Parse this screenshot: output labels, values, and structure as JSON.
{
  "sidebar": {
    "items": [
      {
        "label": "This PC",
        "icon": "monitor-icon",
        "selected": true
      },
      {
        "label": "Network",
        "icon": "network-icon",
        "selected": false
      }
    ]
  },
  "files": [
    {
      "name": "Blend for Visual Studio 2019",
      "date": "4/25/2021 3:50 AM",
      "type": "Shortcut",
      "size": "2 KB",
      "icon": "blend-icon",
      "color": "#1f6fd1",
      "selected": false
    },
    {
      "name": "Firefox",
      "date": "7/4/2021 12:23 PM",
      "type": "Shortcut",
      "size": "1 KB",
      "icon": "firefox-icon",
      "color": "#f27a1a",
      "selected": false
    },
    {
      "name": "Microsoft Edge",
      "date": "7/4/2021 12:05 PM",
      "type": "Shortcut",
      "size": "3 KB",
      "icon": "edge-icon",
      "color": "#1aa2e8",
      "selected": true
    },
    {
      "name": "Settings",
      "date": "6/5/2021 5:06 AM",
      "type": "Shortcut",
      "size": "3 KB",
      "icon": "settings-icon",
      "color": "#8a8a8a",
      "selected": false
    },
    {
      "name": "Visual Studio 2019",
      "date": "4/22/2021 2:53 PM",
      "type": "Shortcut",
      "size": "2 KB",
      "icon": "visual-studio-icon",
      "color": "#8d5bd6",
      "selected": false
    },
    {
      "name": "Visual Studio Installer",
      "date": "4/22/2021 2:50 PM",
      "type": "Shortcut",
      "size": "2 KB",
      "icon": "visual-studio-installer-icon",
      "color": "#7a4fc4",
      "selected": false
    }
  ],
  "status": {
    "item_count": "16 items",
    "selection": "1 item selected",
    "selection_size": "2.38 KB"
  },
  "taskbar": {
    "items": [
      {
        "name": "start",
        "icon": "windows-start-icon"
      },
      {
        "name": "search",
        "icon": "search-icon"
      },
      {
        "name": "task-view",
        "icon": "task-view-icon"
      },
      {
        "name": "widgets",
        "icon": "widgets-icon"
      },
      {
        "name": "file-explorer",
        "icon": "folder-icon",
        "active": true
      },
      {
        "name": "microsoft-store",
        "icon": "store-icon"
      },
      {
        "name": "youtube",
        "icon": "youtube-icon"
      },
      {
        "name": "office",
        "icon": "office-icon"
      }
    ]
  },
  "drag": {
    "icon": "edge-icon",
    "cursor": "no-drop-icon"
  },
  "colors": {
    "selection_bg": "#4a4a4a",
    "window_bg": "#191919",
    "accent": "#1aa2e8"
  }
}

[SET EXERCISE]
All of the entries need to be reproduced exactly; please write them out.

[RESPONSE TO THIS EXERCISE]
Parse this screenshot: output labels, values, and structure as JSON.
{
  "sidebar": {
    "items": [
      {
        "label": "This PC",
        "icon": "monitor-icon",
        "selected": true
      },
      {
        "label": "Network",
        "icon": "network-icon",
        "selected": false
      }
    ]
  },
  "files": [
    {
      "name": "Blend for Visual Studio 2019",
      "date": "4/25/2021 3:50 AM",
      "type": "Shortcut",
      "size": "2 KB",
      "icon": "blend-icon",
      "color": "#1f6fd1",
      "selected": false
    },
    {
      "name": "Firefox",
      "date": "7/4/2021 12:23 PM",
      "type": "Shortcut",
      "size": "1 KB",
      "icon": "firefox-icon",
      "color": "#f27a1a",
      "selected": false
    },
    {
      "name": "Microsoft Edge",
      "date": "7/4/2021 12:05 PM",
      "type": "Shortcut",
      "size": "3 KB",
      "icon": "edge-icon",
      "color": "#1aa2e8",
      "selected": true
    },
    {
      "name": "Settings",
      "date": "6/5/2021 5:06 AM",
      "type": "Shortcut",
      "size": "3 KB",
      "icon": "settings-icon",
      "color": "#8a8a8a",
      "selected": false
    },
    {
      "name": "Visual Studio 2019",
      "date": "4/22/2021 2:53 PM",
      "type": "Shortcut",
      "size": "2 KB",
      "icon": "visual-studio-icon",
      "color": "#8d5bd6",
      "selected": false
    },
    {
      "name": "Visual Studio Installer",
      "date": "4/22/2021 2:50 PM",
      "type": "Shortcut",
      "size": "2 KB",
      "icon": "visual-studio-installer-icon",
      "color": "#7a4fc4",
      "selected": false
    }
  ],
  "status": {
    "item_count": "16 items",
    "selection": "1 item selected",
    "selection_size": "2.38 KB"
  },
  "taskbar": {
    "items": [
      {
        "name": "start",
        "icon": "windows-start-icon"
      },
      {
        "name": "search",
        "icon": "search-icon"
      },
      {
        "name": "task-view",
        "icon": "task-view-icon"
      },
      {
        "name": "widgets",
        "icon": "widgets-icon"
      },
      {
        "name": "file-explorer",
        "icon": "folder-icon",
        "active": true
      },
      {
        "name": "microsoft-store",
        "icon": "store-icon"
      },
      {
        "name": "youtube",
        "icon": "youtube-icon"
      },
      {
        "name": "office",
        "icon": "office-icon"
      }
    ]
  },
  "drag": {
    "icon": "edge-icon",
    "cursor": "no-drop-icon"
  },
  "colors": {
    "selection_bg": "#4a4a4a",
    "window_bg": "#191919",
    "accent": "#1aa2e8"
  }
}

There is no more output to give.